TASK REQUIREMENTS:
Repeat each record below exactly, dropping the pictures.

SOURCE DATA:
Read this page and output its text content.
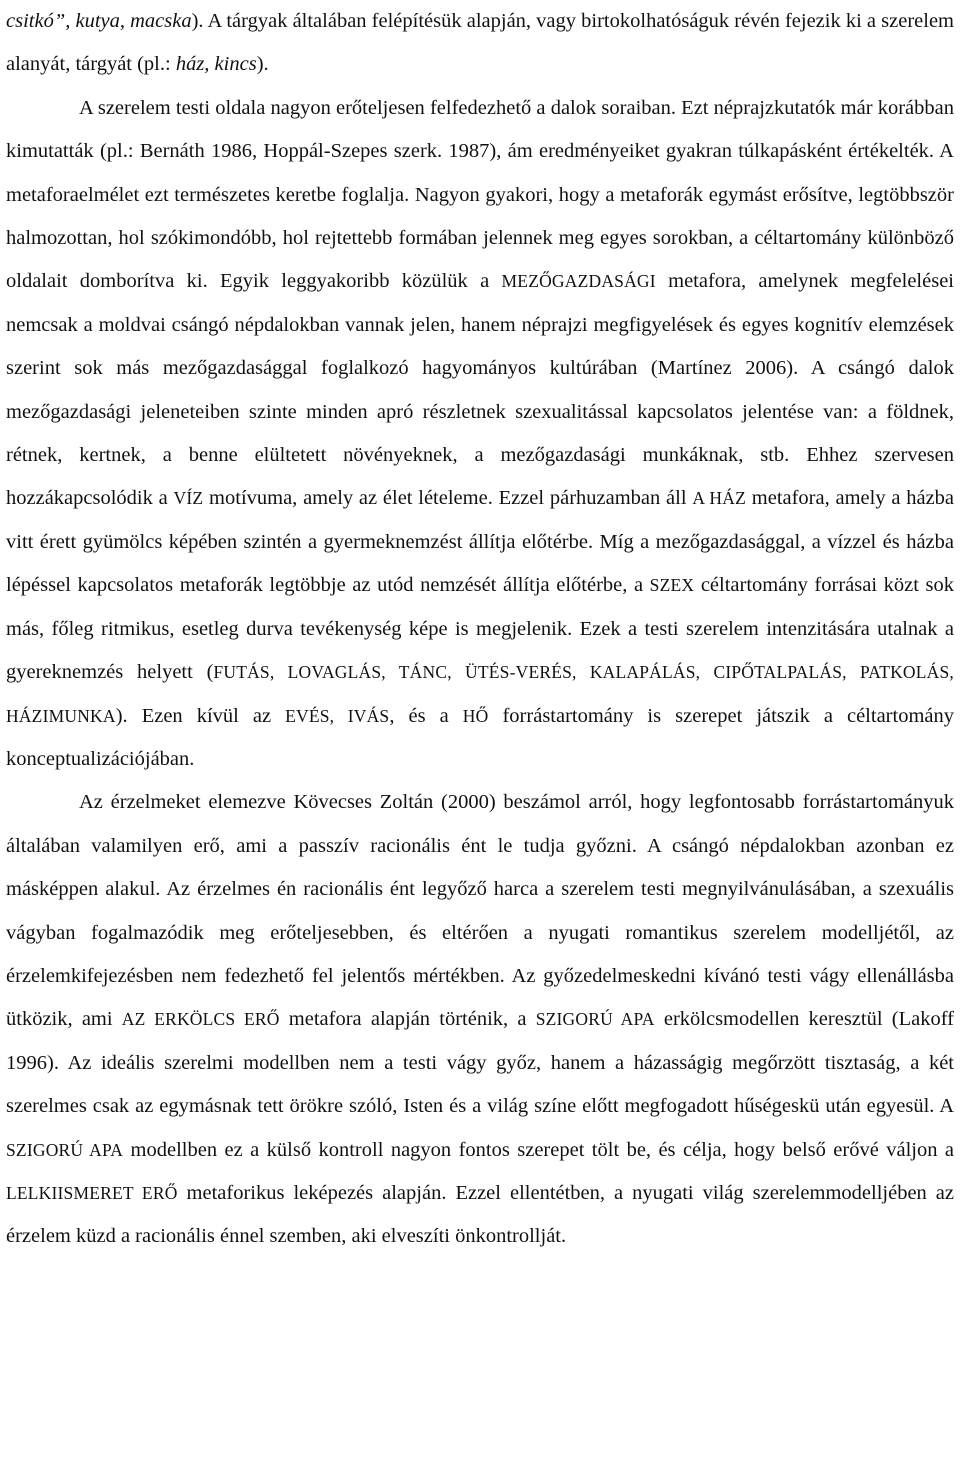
csitkó”, kutya, macska). A tárgyak általában felépítésük alapján, vagy birtokolhatóságuk révén fejezik ki a szerelem alanyát, tárgyát (pl.: ház, kincs).

A szerelem testi oldala nagyon erőteljesen felfedezhető a dalok soraiban. Ezt néprajzkutatók már korábban kimutatták (pl.: Bernáth 1986, Hoppál-Szepes szerk. 1987), ám eredményeiket gyakran túlkapásként értékelték. A metaforaelmélet ezt természetes keretbe foglalja. Nagyon gyakori, hogy a metaforák egymást erősítve, legtöbbször halmozottan, hol szókimondóbb, hol rejtettebb formában jelennek meg egyes sorokban, a céltartomány különböző oldalait domborítva ki. Egyik leggyakoribb közülük a MEZŐGAZDASÁGI metafora, amelynek megfelelései nemcsak a moldvai csángó népdalokban vannak jelen, hanem néprajzi megfigyelések és egyes kognitív elemzések szerint sok más mezőgazdasággal foglalkozó hagyományos kultúrában (Martínez 2006). A csángó dalok mezőgazdasági jeleneteiben szinte minden apró részletnek szexualitással kapcsolatos jelentése van: a földnek, rétnek, kertnek, a benne elültetett növényeknek, a mezőgazdasági munkáknak, stb. Ehhez szervesen hozzákapcsolódik a VÍZ motívuma, amely az élet lételeme. Ezzel párhuzamban áll A HÁZ metafora, amely a házba vitt érett gyümölcs képében szintén a gyermeknemzést állítja előtérbe. Míg a mezőgazdasággal, a vízzel és házba lépéssel kapcsolatos metaforák legtöbbje az utód nemzését állítja előtérbe, a SZEX céltartomány forrásai közt sok más, főleg ritmikus, esetleg durva tevékenység képe is megjelenik. Ezek a testi szerelem intenzitására utalnak a gyereknemzés helyett (FUTÁS, LOVAGLÁS, TÁNC, ÜTÉS-VERÉS, KALAPÁLÁS, CIPŐTALPALÁS, PATKOLÁS, HÁZIMUNKA). Ezen kívül az EVÉS, IVÁS, és a HŐ forrástartomány is szerepet játszik a céltartomány konceptualizációjában.

Az érzelmeket elemezve Kövecses Zoltán (2000) beszámol arról, hogy legfontosabb forrástartományuk általában valamilyen erő, ami a passzív racionális ént le tudja győzni. A csángó népdalokban azonban ez másképpen alakul. Az érzelmes én racionális ént legyőző harca a szerelem testi megnyilvánulásában, a szexuális vágyban fogalmazódik meg erőteljesebben, és eltérően a nyugati romantikus szerelem modelljétől, az érzelemkifejezésben nem fedezhető fel jelentős mértékben. Az győzedelmeskedni kívánó testi vágy ellenállásba ütközik, ami AZ ERKÖLCS ERŐ metafora alapján történik, a SZIGORÚ APA erkölcsmodellen keresztül (Lakoff 1996). Az ideális szerelmi modellben nem a testi vágy győz, hanem a házasságig megőrzött tisztaság, a két szerelmes csak az egymásnak tett örökre szóló, Isten és a világ színe előtt megfogadott hűségeskü után egyesül. A SZIGORÚ APA modellben ez a külső kontroll nagyon fontos szerepet tölt be, és célja, hogy belső erővé váljon a LELKIISMERET ERŐ metaforikus leképezés alapján. Ezzel ellentétben, a nyugati világ szerelemmodelljében az érzelem küzd a racionális énnel szemben, aki elveszíti önkontrollját.
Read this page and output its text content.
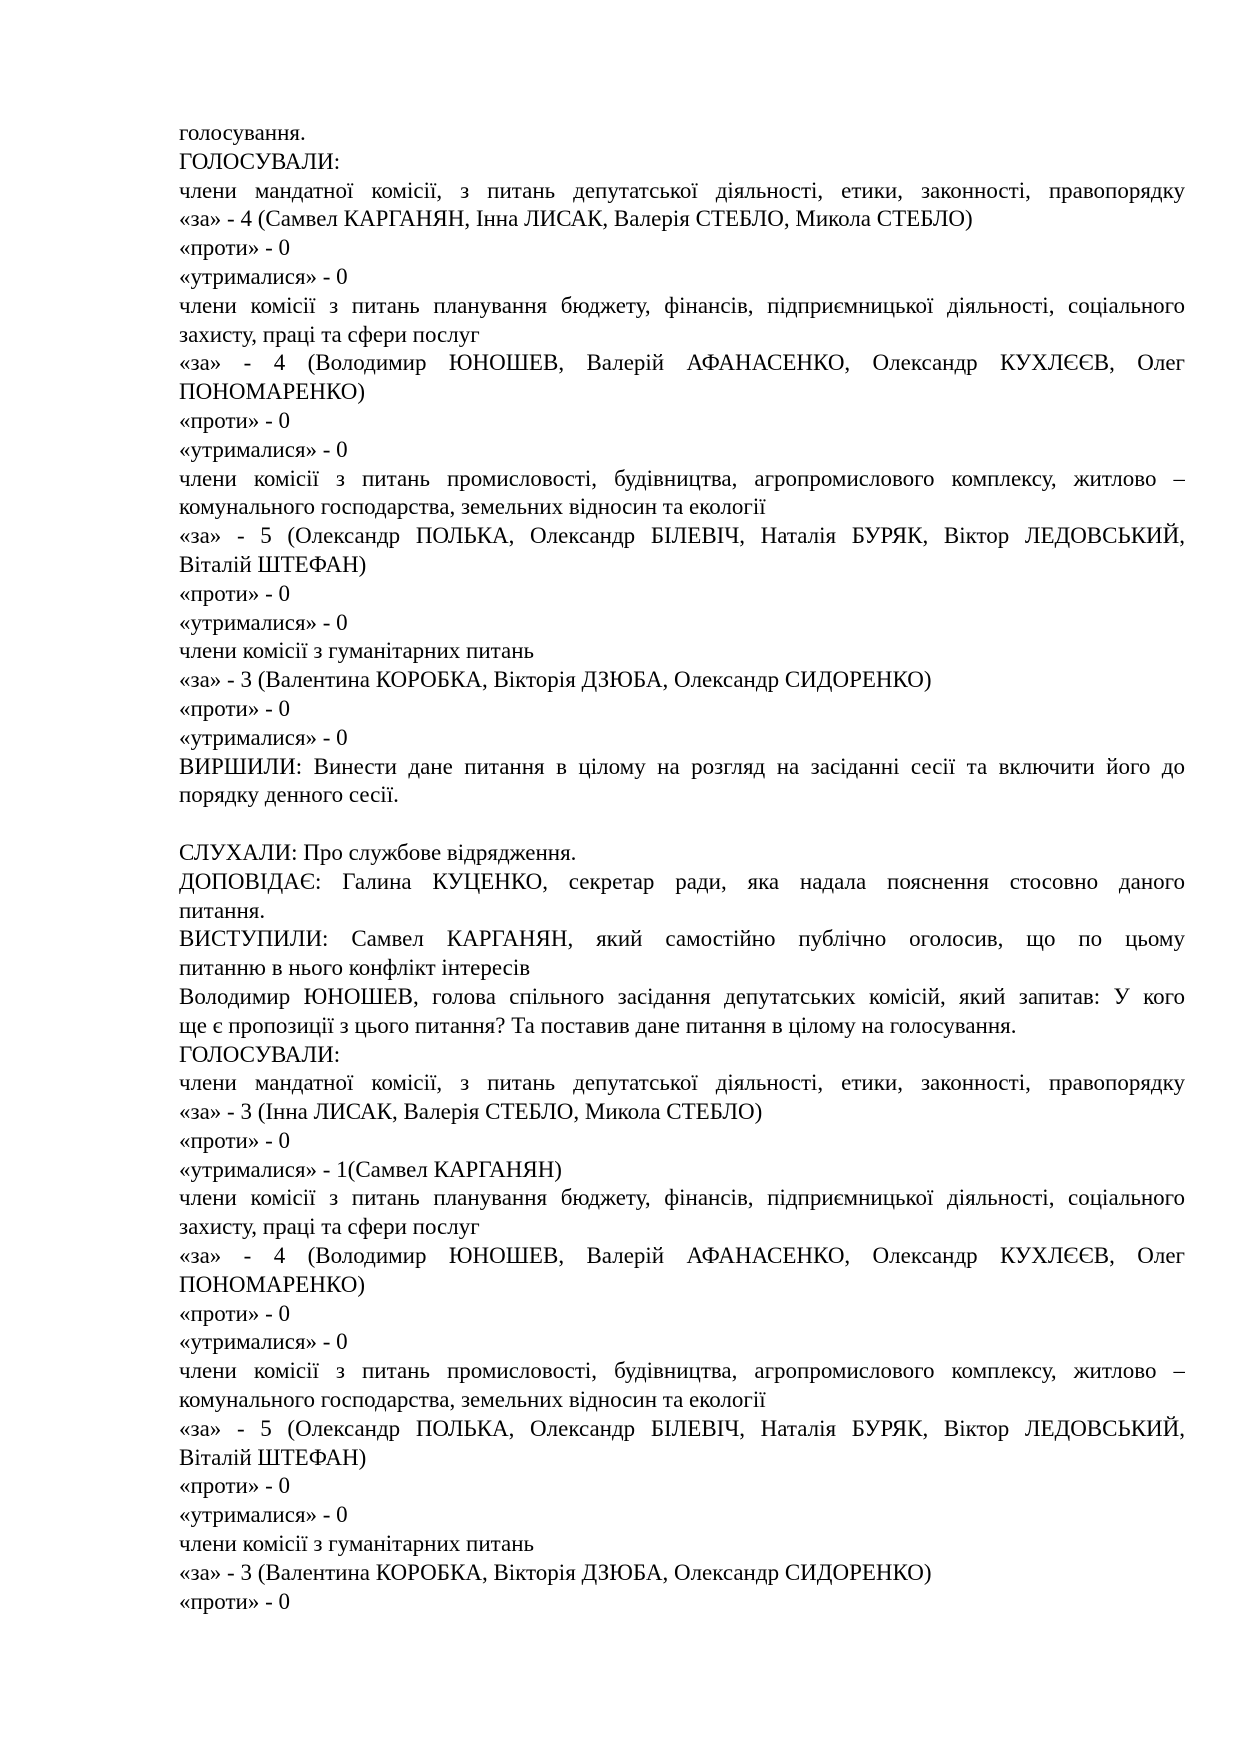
голосування.
ГОЛОСУВАЛИ:
члени мандатної комісії, з питань депутатської діяльності, етики, законності, правопорядку
«за» - 4 (Самвел КАРГАНЯН, Інна ЛИСАК, Валерія СТЕБЛО, Микола СТЕБЛО)
«проти» - 0
«утрималися» - 0
члени комісії з питань планування бюджету, фінансів, підприємницької діяльності, соціального
захисту, праці та сфери послуг
«за» - 4 (Володимир ЮНОШЕВ, Валерій АФАНАСЕНКО, Олександр КУХЛЄЄВ, Олег
ПОНОМАРЕНКО)
«проти» - 0
«утрималися» - 0
члени комісії з питань промисловості, будівництва, агропромислового комплексу, житлово –
комунального господарства, земельних відносин та екології
«за» - 5 (Олександр ПОЛЬКА, Олександр БІЛЕВІЧ, Наталія БУРЯК, Віктор ЛЕДОВСЬКИЙ,
Віталій ШТЕФАН)
«проти» - 0
«утрималися» - 0
члени комісії з гуманітарних питань
«за» - 3 (Валентина КОРОБКА, Вікторія ДЗЮБА, Олександр СИДОРЕНКО)
«проти» - 0
«утрималися» - 0
ВИРШИЛИ: Винести дане питання в цілому на розгляд на засіданні сесії та включити його до
порядку денного сесії.
СЛУХАЛИ: Про службове відрядження.
ДОПОВІДАЄ: Галина КУЦЕНКО, секретар ради, яка надала пояснення стосовно даного
питання.
ВИСТУПИЛИ: Самвел КАРГАНЯН, який самостійно публічно оголосив, що по цьому
питанню в нього конфлікт інтересів
Володимир ЮНОШЕВ, голова спільного засідання депутатських комісій, який запитав: У кого
ще є пропозиції з цього питання? Та поставив дане питання в цілому на голосування.
ГОЛОСУВАЛИ:
члени мандатної комісії, з питань депутатської діяльності, етики, законності, правопорядку
«за» - 3 (Інна ЛИСАК, Валерія СТЕБЛО, Микола СТЕБЛО)
«проти» - 0
«утрималися» - 1(Самвел КАРГАНЯН)
члени комісії з питань планування бюджету, фінансів, підприємницької діяльності, соціального
захисту, праці та сфери послуг
«за» - 4 (Володимир ЮНОШЕВ, Валерій АФАНАСЕНКО, Олександр КУХЛЄЄВ, Олег
ПОНОМАРЕНКО)
«проти» - 0
«утрималися» - 0
члени комісії з питань промисловості, будівництва, агропромислового комплексу, житлово –
комунального господарства, земельних відносин та екології
«за» - 5 (Олександр ПОЛЬКА, Олександр БІЛЕВІЧ, Наталія БУРЯК, Віктор ЛЕДОВСЬКИЙ,
Віталій ШТЕФАН)
«проти» - 0
«утрималися» - 0
члени комісії з гуманітарних питань
«за» - 3 (Валентина КОРОБКА, Вікторія ДЗЮБА, Олександр СИДОРЕНКО)
«проти» - 0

EXERCISE RESPONSE:
Read this page and output its text content.
csitkó”, kutya, macska). A tárgyak általában felépítésük alapján, vagy birtokolhatóságuk révén fejezik ki a szerelem alanyát, tárgyát (pl.: ház, kincs).

A szerelem testi oldala nagyon erőteljesen felfedezhető a dalok soraiban. Ezt néprajzkutatók már korábban kimutatták (pl.: Bernáth 1986, Hoppál-Szepes szerk. 1987), ám eredményeiket gyakran túlkapásként értékelték. A metaforaelmélet ezt természetes keretbe foglalja. Nagyon gyakori, hogy a metaforák egymást erősítve, legtöbbször halmozottan, hol szókimondóbb, hol rejtettebb formában jelennek meg egyes sorokban, a céltartomány különböző oldalait domborítva ki. Egyik leggyakoribb közülük a MEZŐGAZDASÁGI metafora, amelynek megfelelései nemcsak a moldvai csángó népdalokban vannak jelen, hanem néprajzi megfigyelések és egyes kognitív elemzések szerint sok más mezőgazdasággal foglalkozó hagyományos kultúrában (Martínez 2006). A csángó dalok mezőgazdasági jeleneteiben szinte minden apró részletnek szexualitással kapcsolatos jelentése van: a földnek, rétnek, kertnek, a benne elültetett növényeknek, a mezőgazdasági munkáknak, stb. Ehhez szervesen hozzákapcsolódik a VÍZ motívuma, amely az élet lételeme. Ezzel párhuzamban áll A HÁZ metafora, amely a házba vitt érett gyümölcs képében szintén a gyermeknemzést állítja előtérbe. Míg a mezőgazdasággal, a vízzel és házba lépéssel kapcsolatos metaforák legtöbbje az utód nemzését állítja előtérbe, a SZEX céltartomány forrásai közt sok más, főleg ritmikus, esetleg durva tevékenység képe is megjelenik. Ezek a testi szerelem intenzitására utalnak a gyereknemzés helyett (FUTÁS, LOVAGLÁS, TÁNC, ÜTÉS-VERÉS, KALAPÁLÁS, CIPŐTALPALÁS, PATKOLÁS, HÁZIMUNKA). Ezen kívül az EVÉS, IVÁS, és a HŐ forrástartomány is szerepet játszik a céltartomány konceptualizációjában.

Az érzelmeket elemezve Kövecses Zoltán (2000) beszámol arról, hogy legfontosabb forrástartományuk általában valamilyen erő, ami a passzív racionális ént le tudja győzni. A csángó népdalokban azonban ez másképpen alakul. Az érzelmes én racionális ént legyőző harca a szerelem testi megnyilvánulásában, a szexuális vágyban fogalmazódik meg erőteljesebben, és eltérően a nyugati romantikus szerelem modelljétől, az érzelemkifejezésben nem fedezhető fel jelentős mértékben. Az győzedelmeskedni kívánó testi vágy ellenállásba ütközik, ami AZ ERKÖLCS ERŐ metafora alapján történik, a SZIGORÚ APA erkölcsmodellen keresztül (Lakoff 1996). Az ideális szerelmi modellben nem a testi vágy győz, hanem a házasságig megőrzött tisztaság, a két szerelmes csak az egymásnak tett örökre szóló, Isten és a világ színe előtt megfogadott hűségeskü után egyesül. A SZIGORÚ APA modellben ez a külső kontroll nagyon fontos szerepet tölt be, és célja, hogy belső erővé váljon a LELKIISMERET ERŐ metaforikus leképezés alapján. Ezzel ellentétben, a nyugati világ szerelemmodelljében az érzelem küzd a racionális énnel szemben, aki elveszíti önkontrollját.
Read this page and output its text content.
голосування.
ГОЛОСУВАЛИ:
члени мандатної комісії, з питань депутатської діяльності, етики, законності, правопорядку
«за» - 4 (Самвел КАРГАНЯН, Інна ЛИСАК, Валерія СТЕБЛО, Микола СТЕБЛО)
«проти» - 0
«утрималися» - 0
члени комісії з питань планування бюджету, фінансів, підприємницької діяльності, соціального
захисту, праці та сфери послуг
«за» - 4 (Володимир ЮНОШЕВ, Валерій АФАНАСЕНКО, Олександр КУХЛЄЄВ, Олег
ПОНОМАРЕНКО)
«проти» - 0
«утрималися» - 0
члени комісії з питань промисловості, будівництва, агропромислового комплексу, житлово –
комунального господарства, земельних відносин та екології
«за» - 5 (Олександр ПОЛЬКА, Олександр БІЛЕВІЧ, Наталія БУРЯК, Віктор ЛЕДОВСЬКИЙ,
Віталій ШТЕФАН)
«проти» - 0
«утрималися» - 0
члени комісії з гуманітарних питань
«за» - 3 (Валентина КОРОБКА, Вікторія ДЗЮБА, Олександр СИДОРЕНКО)
«проти» - 0
«утрималися» - 0
ВИРШИЛИ: Винести дане питання в цілому на розгляд на засіданні сесії та включити його до
порядку денного сесії.
СЛУХАЛИ: Про службове відрядження.
ДОПОВІДАЄ: Галина КУЦЕНКО, секретар ради, яка надала пояснення стосовно даного
питання.
ВИСТУПИЛИ: Самвел КАРГАНЯН, який самостійно публічно оголосив, що по цьому
питанню в нього конфлікт інтересів
Володимир ЮНОШЕВ, голова спільного засідання депутатських комісій, який запитав: У кого
ще є пропозиції з цього питання? Та поставив дане питання в цілому на голосування.
ГОЛОСУВАЛИ:
члени мандатної комісії, з питань депутатської діяльності, етики, законності, правопорядку
«за» - 3 (Інна ЛИСАК, Валерія СТЕБЛО, Микола СТЕБЛО)
«проти» - 0
«утрималися» - 1(Самвел КАРГАНЯН)
члени комісії з питань планування бюджету, фінансів, підприємницької діяльності, соціального
захисту, праці та сфери послуг
«за» - 4 (Володимир ЮНОШЕВ, Валерій АФАНАСЕНКО, Олександр КУХЛЄЄВ, Олег
ПОНОМАРЕНКО)
«проти» - 0
«утрималися» - 0
члени комісії з питань промисловості, будівництва, агропромислового комплексу, житлово –
комунального господарства, земельних відносин та екології
«за» - 5 (Олександр ПОЛЬКА, Олександр БІЛЕВІЧ, Наталія БУРЯК, Віктор ЛЕДОВСЬКИЙ,
Віталій ШТЕФАН)
«проти» - 0
«утрималися» - 0
члени комісії з гуманітарних питань
«за» - 3 (Валентина КОРОБКА, Вікторія ДЗЮБА, Олександр СИДОРЕНКО)
«проти» - 0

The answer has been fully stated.